Find each line containing the string "structure" and return it.

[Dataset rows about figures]
▶
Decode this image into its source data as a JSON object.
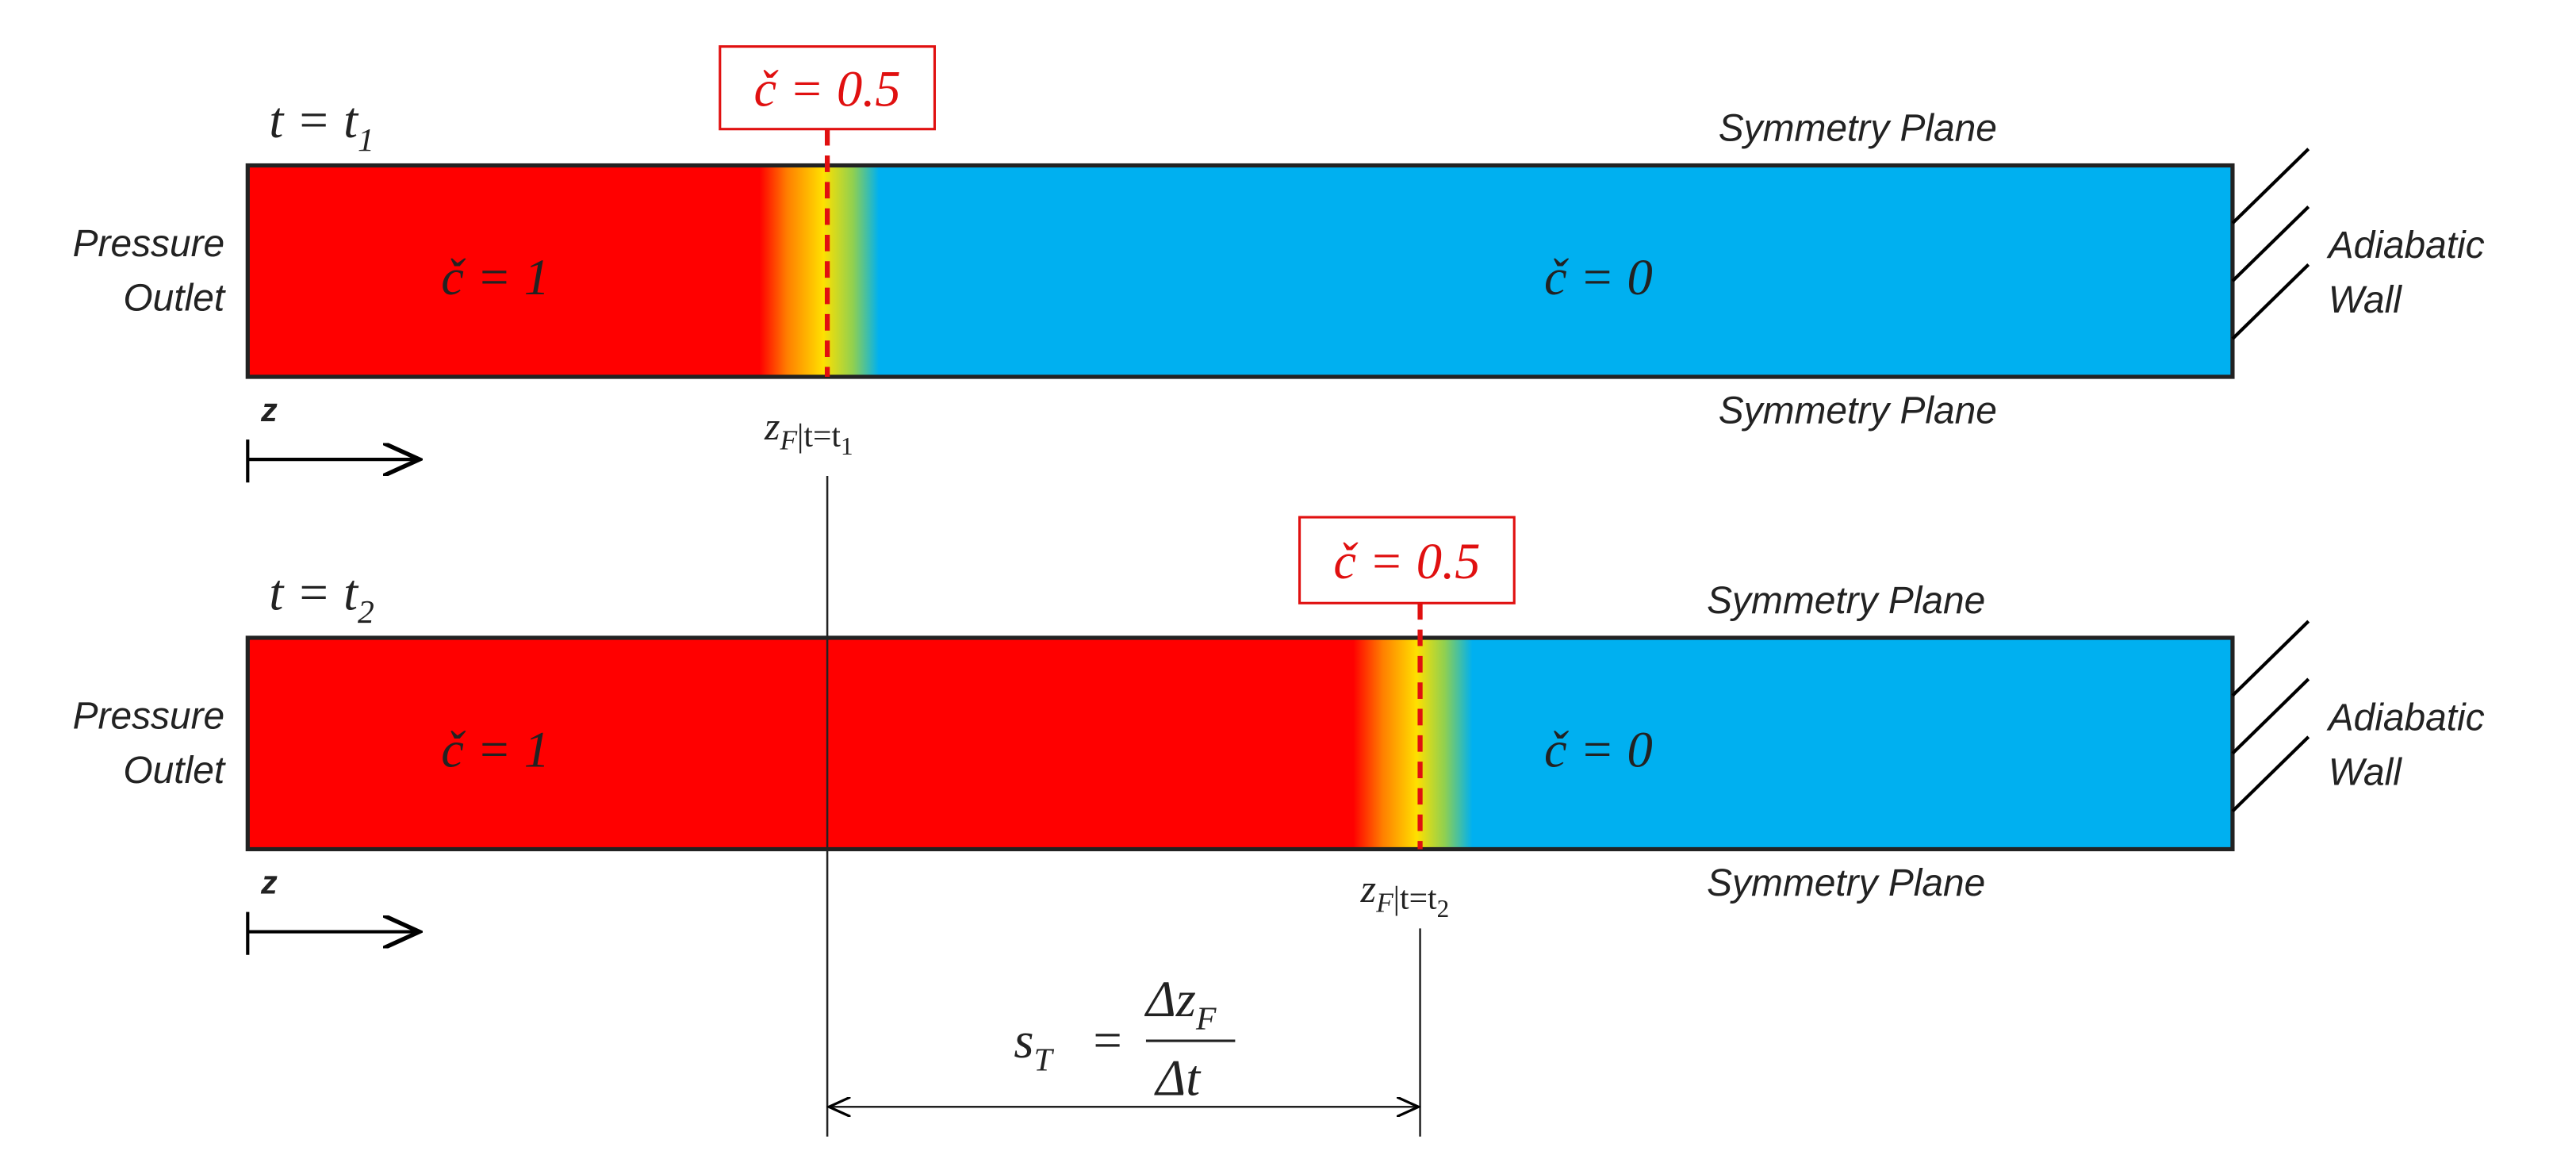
{
  "panels": [
    {
      "time_label": {
        "main": "t = t",
        "sub": "1"
      },
      "left_label": [
        "Pressure",
        "Outlet"
      ],
      "right_label": [
        "Adiabatic",
        "Wall"
      ],
      "top_label": "Symmetry Plane",
      "bottom_label": "Symmetry Plane",
      "burnt": "č = 1",
      "unburnt": "č = 0",
      "front": "č = 0.5",
      "axis": "z",
      "front_position": {
        "main": "z",
        "main_sub": "F",
        "cond": "|t=t",
        "cond_sub": "1"
      }
    },
    {
      "time_label": {
        "main": "t = t",
        "sub": "2"
      },
      "left_label": [
        "Pressure",
        "Outlet"
      ],
      "right_label": [
        "Adiabatic",
        "Wall"
      ],
      "top_label": "Symmetry Plane",
      "bottom_label": "Symmetry Plane",
      "burnt": "č = 1",
      "unburnt": "č = 0",
      "front": "č = 0.5",
      "axis": "z",
      "front_position": {
        "main": "z",
        "main_sub": "F",
        "cond": "|t=t",
        "cond_sub": "2"
      }
    }
  ],
  "speed": {
    "lhs": "s",
    "lhs_sub": "T",
    "eq": "=",
    "num": "Δz",
    "num_sub": "F",
    "den": "Δt"
  }
}
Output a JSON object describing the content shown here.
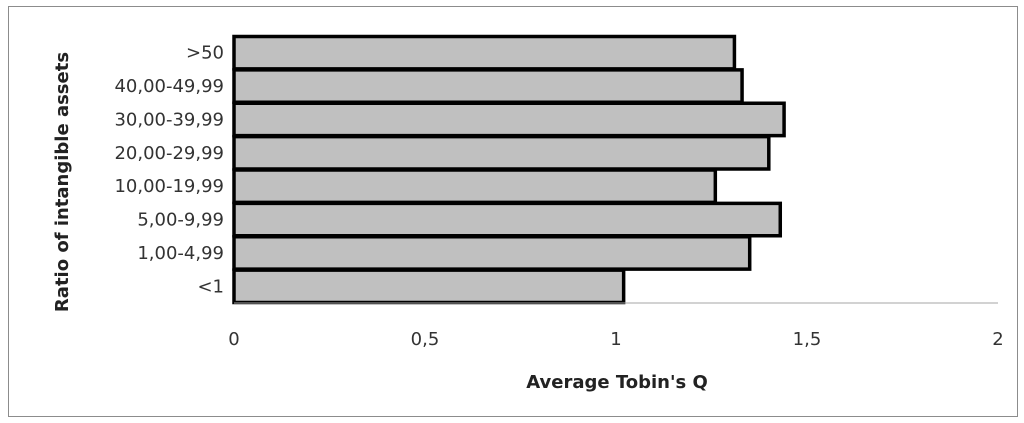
{
  "chart_data": {
    "type": "bar",
    "orientation": "horizontal",
    "xlabel": "Average Tobin's Q",
    "ylabel": "Ratio of intangible assets",
    "categories": [
      "<1",
      "1,00-4,99",
      "5,00-9,99",
      "10,00-19,99",
      "20,00-29,99",
      "30,00-39,99",
      "40,00-49,99",
      ">50"
    ],
    "values": [
      1.02,
      1.35,
      1.43,
      1.26,
      1.4,
      1.44,
      1.33,
      1.31
    ],
    "xlim": [
      0,
      2
    ],
    "xticks": [
      "0",
      "0,5",
      "1",
      "1,5",
      "2"
    ],
    "grid": false,
    "colors": {
      "bar_fill": "#c0c0c0",
      "bar_stroke": "#000000",
      "axis": "#a6a6a6"
    }
  }
}
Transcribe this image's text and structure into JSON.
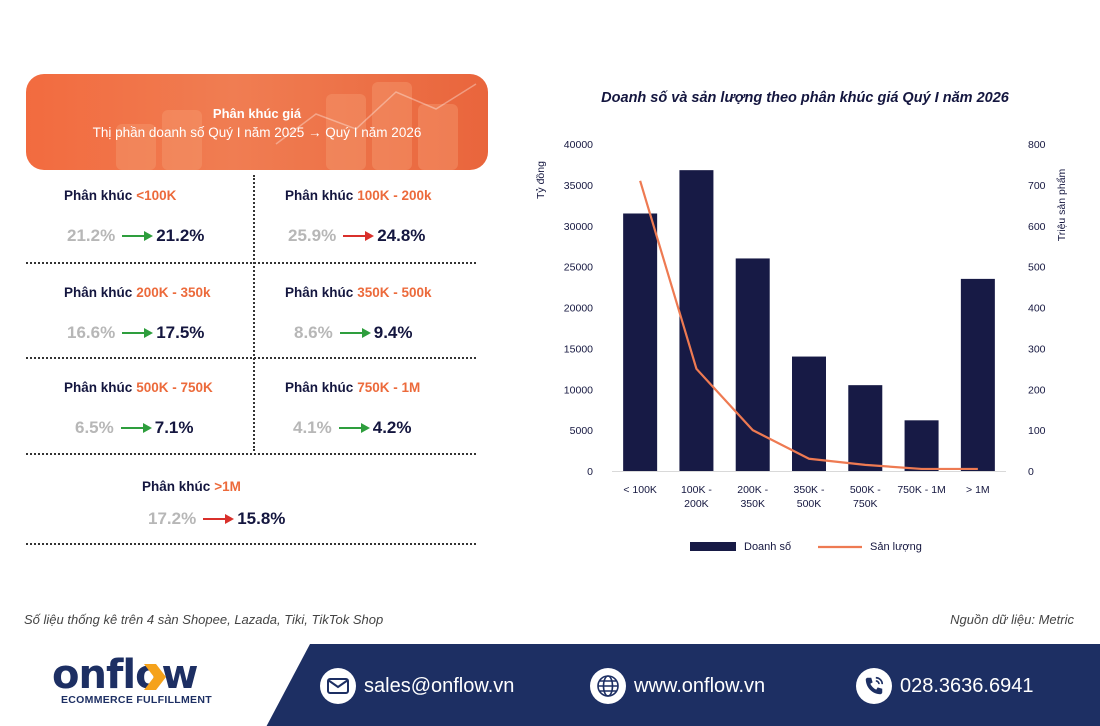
{
  "banner": {
    "title": "Phân khúc giá",
    "subtitle": "Thị phần doanh số Quý I năm 2025 → Quý I năm 2026"
  },
  "segments": [
    {
      "prefix": "Phân khúc",
      "range": "<100K",
      "old": "21.2%",
      "new": "21.2%",
      "trend": "up",
      "trend_color": "#2e9e3d"
    },
    {
      "prefix": "Phân khúc",
      "range": "100K - 200k",
      "old": "25.9%",
      "new": "24.8%",
      "trend": "down",
      "trend_color": "#d9302b"
    },
    {
      "prefix": "Phân khúc",
      "range": "200K - 350k",
      "old": "16.6%",
      "new": "17.5%",
      "trend": "up",
      "trend_color": "#2e9e3d"
    },
    {
      "prefix": "Phân khúc",
      "range": "350K - 500k",
      "old": "8.6%",
      "new": "9.4%",
      "trend": "up",
      "trend_color": "#2e9e3d"
    },
    {
      "prefix": "Phân khúc",
      "range": "500K - 750K",
      "old": "6.5%",
      "new": "7.1%",
      "trend": "up",
      "trend_color": "#2e9e3d"
    },
    {
      "prefix": "Phân khúc",
      "range": "750K - 1M",
      "old": "4.1%",
      "new": "4.2%",
      "trend": "up",
      "trend_color": "#2e9e3d"
    },
    {
      "prefix": "Phân khúc",
      "range": ">1M",
      "old": "17.2%",
      "new": "15.8%",
      "trend": "down",
      "trend_color": "#d9302b"
    }
  ],
  "chart_data": {
    "type": "bar",
    "title": "Doanh số và sản lượng theo phân khúc giá Quý I năm 2026",
    "categories": [
      "< 100K",
      "100K - 200K",
      "200K - 350K",
      "350K - 500K",
      "500K - 750K",
      "750K - 1M",
      "> 1M"
    ],
    "ylabel": "Tỷ đồng",
    "y2label": "Triệu sản phẩm",
    "ylim": [
      0,
      40000
    ],
    "y2lim": [
      0,
      800
    ],
    "yticks": [
      "0",
      "5000",
      "10000",
      "15000",
      "20000",
      "25000",
      "30000",
      "35000",
      "40000"
    ],
    "y2ticks": [
      "0",
      "100",
      "200",
      "300",
      "400",
      "500",
      "600",
      "700",
      "800"
    ],
    "series": [
      {
        "name": "Doanh số",
        "kind": "bar",
        "axis": "left",
        "color": "#171a45",
        "values": [
          31500,
          36800,
          26000,
          14000,
          10500,
          6200,
          23500
        ]
      },
      {
        "name": "Sản lượng",
        "kind": "line",
        "axis": "right",
        "color": "#ee7a52",
        "values": [
          710,
          250,
          100,
          30,
          15,
          5,
          5
        ]
      }
    ],
    "legend_position": "bottom",
    "grid": false
  },
  "footnote_left": "Số liệu thống kê trên 4 sàn Shopee, Lazada, Tiki, TikTok Shop",
  "footnote_right": "Nguồn dữ liệu: Metric",
  "footer": {
    "logo_text": "onflow",
    "logo_sub": "ECOMMERCE FULFILLMENT",
    "email": "sales@onflow.vn",
    "website": "www.onflow.vn",
    "phone": "028.3636.6941",
    "brand_color": "#1d2f63",
    "accent_color": "#f5a21b"
  }
}
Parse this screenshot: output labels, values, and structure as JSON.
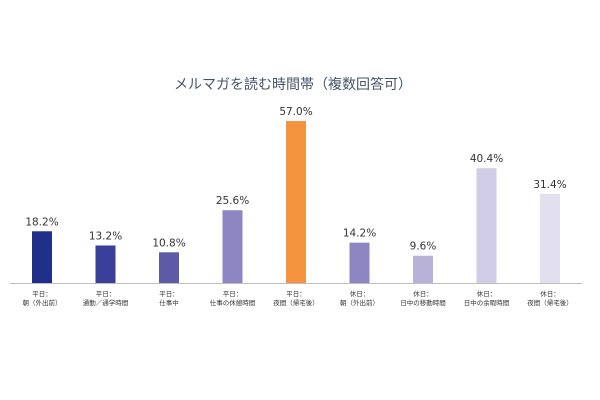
{
  "chart_data": {
    "type": "bar",
    "title": "メルマガを読む時間帯（複数回答可）",
    "xlabel": "",
    "ylabel": "",
    "ylim": [
      0,
      57
    ],
    "grid": false,
    "legend": "none",
    "value_suffix": "%",
    "categories": [
      [
        "平日：",
        "朝（外出前）"
      ],
      [
        "平日：",
        "通勤／通学時間"
      ],
      [
        "平日：",
        "仕事中"
      ],
      [
        "平日：",
        "仕事の休憩時間"
      ],
      [
        "平日：",
        "夜間（帰宅後）"
      ],
      [
        "休日：",
        "朝（外出前）"
      ],
      [
        "休日：",
        "日中の移動時間"
      ],
      [
        "休日：",
        "日中の余暇時間"
      ],
      [
        "休日：",
        "夜間（帰宅後）"
      ]
    ],
    "values": [
      18.2,
      13.2,
      10.8,
      25.6,
      57.0,
      14.2,
      9.6,
      40.4,
      31.4
    ],
    "value_labels": [
      "18.2%",
      "13.2%",
      "10.8%",
      "25.6%",
      "57.0%",
      "14.2%",
      "9.6%",
      "40.4%",
      "31.4%"
    ],
    "colors": [
      "#1f2f8a",
      "#3a3f99",
      "#5e5aa8",
      "#8e86c2",
      "#f4943e",
      "#8e86c2",
      "#b8b2d8",
      "#d2cde6",
      "#e2dfee"
    ],
    "axis_color": "#bfbfbf"
  }
}
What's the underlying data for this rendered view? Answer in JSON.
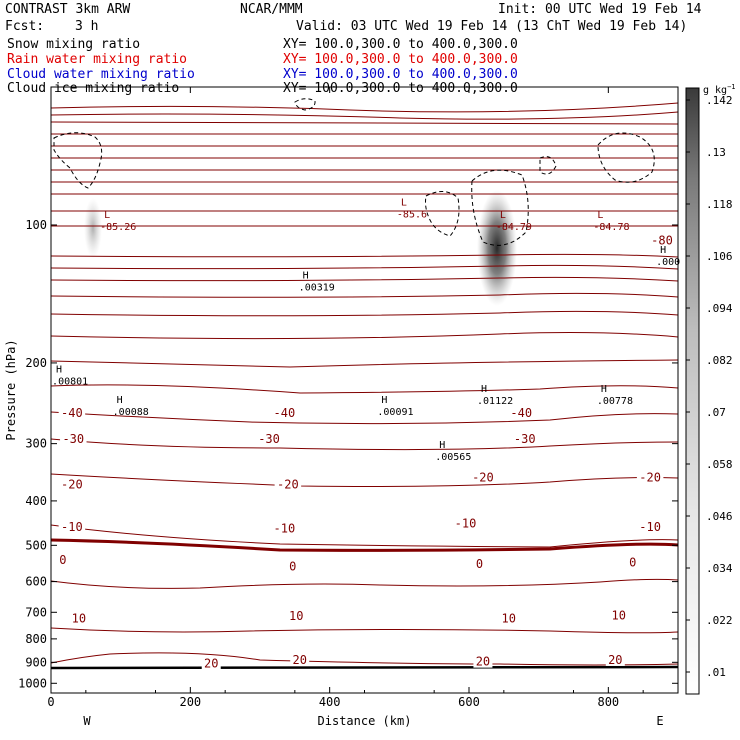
{
  "header": {
    "model": "CONTRAST  3km ARW",
    "org": "NCAR/MMM",
    "init": "Init: 00 UTC Wed 19 Feb 14",
    "fcst_label": "Fcst:",
    "fcst_value": "3 h",
    "valid": "Valid: 03 UTC Wed 19 Feb 14 (13 ChT Wed 19 Feb 14)"
  },
  "fields": [
    {
      "name": "Snow mixing ratio",
      "xy": "XY= 100.0,300.0 to 400.0,300.0",
      "color": "#000000"
    },
    {
      "name": "Rain water mixing ratio",
      "xy": "XY= 100.0,300.0 to 400.0,300.0",
      "color": "#e00000"
    },
    {
      "name": "Cloud water mixing ratio",
      "xy": "XY= 100.0,300.0 to 400.0,300.0",
      "color": "#0000cc"
    },
    {
      "name": "Cloud ice mixing ratio",
      "xy": "XY= 100.0,300.0 to 400.0,300.0",
      "color": "#000000"
    }
  ],
  "colors": {
    "temperature_contour": "#800000",
    "ice_contour": "#000000",
    "shading": "#303030"
  },
  "chart_data": {
    "type": "heatmap",
    "xlabel": "Distance (km)",
    "ylabel": "Pressure (hPa)",
    "xlim": [
      0,
      900
    ],
    "ylim": [
      1050,
      50
    ],
    "yscale": "log",
    "x_ticks": [
      0,
      200,
      400,
      600,
      800
    ],
    "y_ticks": [
      100,
      200,
      300,
      400,
      500,
      600,
      700,
      800,
      900,
      1000
    ],
    "direction_labels": {
      "left": "W",
      "right": "E"
    },
    "colorbar": {
      "unit": "g kg",
      "unit_exp": "−1",
      "levels": [
        ".01",
        ".022",
        ".034",
        ".046",
        ".058",
        ".07",
        ".082",
        ".094",
        ".106",
        ".118",
        ".13",
        ".142"
      ]
    },
    "temperature_labels": [
      {
        "text": "-80",
        "x": 877,
        "p": 108
      },
      {
        "text": "-40",
        "x": 30,
        "p": 257
      },
      {
        "text": "-40",
        "x": 335,
        "p": 257
      },
      {
        "text": "-40",
        "x": 675,
        "p": 257
      },
      {
        "text": "-30",
        "x": 32,
        "p": 293
      },
      {
        "text": "-30",
        "x": 313,
        "p": 293
      },
      {
        "text": "-30",
        "x": 680,
        "p": 293
      },
      {
        "text": "-20",
        "x": 30,
        "p": 368
      },
      {
        "text": "-20",
        "x": 340,
        "p": 368
      },
      {
        "text": "-20",
        "x": 620,
        "p": 356
      },
      {
        "text": "-20",
        "x": 860,
        "p": 356
      },
      {
        "text": "-10",
        "x": 30,
        "p": 456
      },
      {
        "text": "-10",
        "x": 335,
        "p": 460
      },
      {
        "text": "-10",
        "x": 595,
        "p": 448
      },
      {
        "text": "-10",
        "x": 860,
        "p": 456
      },
      {
        "text": "0",
        "x": 17,
        "p": 538
      },
      {
        "text": "0",
        "x": 347,
        "p": 556
      },
      {
        "text": "0",
        "x": 615,
        "p": 549
      },
      {
        "text": "0",
        "x": 835,
        "p": 545
      },
      {
        "text": "10",
        "x": 40,
        "p": 722
      },
      {
        "text": "10",
        "x": 352,
        "p": 713
      },
      {
        "text": "10",
        "x": 657,
        "p": 722
      },
      {
        "text": "10",
        "x": 815,
        "p": 711
      },
      {
        "text": "20",
        "x": 230,
        "p": 906
      },
      {
        "text": "20",
        "x": 357,
        "p": 889
      },
      {
        "text": "20",
        "x": 620,
        "p": 897
      },
      {
        "text": "20",
        "x": 810,
        "p": 889
      }
    ],
    "extrema": [
      {
        "type": "L",
        "value": "-85.26",
        "x": 82,
        "p": 98
      },
      {
        "type": "L",
        "value": "-85.6",
        "x": 508,
        "p": 92
      },
      {
        "type": "L",
        "value": "-84.79",
        "x": 650,
        "p": 98
      },
      {
        "type": "L",
        "value": "-84.78",
        "x": 790,
        "p": 98
      },
      {
        "type": "H",
        "value": ".00319",
        "x": 367,
        "p": 133
      },
      {
        "type": "H",
        "value": ".000",
        "x": 880,
        "p": 117
      },
      {
        "type": "H",
        "value": ".00801",
        "x": 13,
        "p": 213
      },
      {
        "type": "H",
        "value": ".00088",
        "x": 100,
        "p": 248
      },
      {
        "type": "H",
        "value": ".00091",
        "x": 480,
        "p": 248
      },
      {
        "type": "H",
        "value": ".01122",
        "x": 623,
        "p": 235
      },
      {
        "type": "H",
        "value": ".00778",
        "x": 795,
        "p": 235
      },
      {
        "type": "H",
        "value": ".00565",
        "x": 563,
        "p": 311
      }
    ]
  }
}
◀
▶ [COMPLETED EXERCISE]
Transcribe this image's text and structure into JSON.
Parse this screenshot: output labels, values, and structure as JSON.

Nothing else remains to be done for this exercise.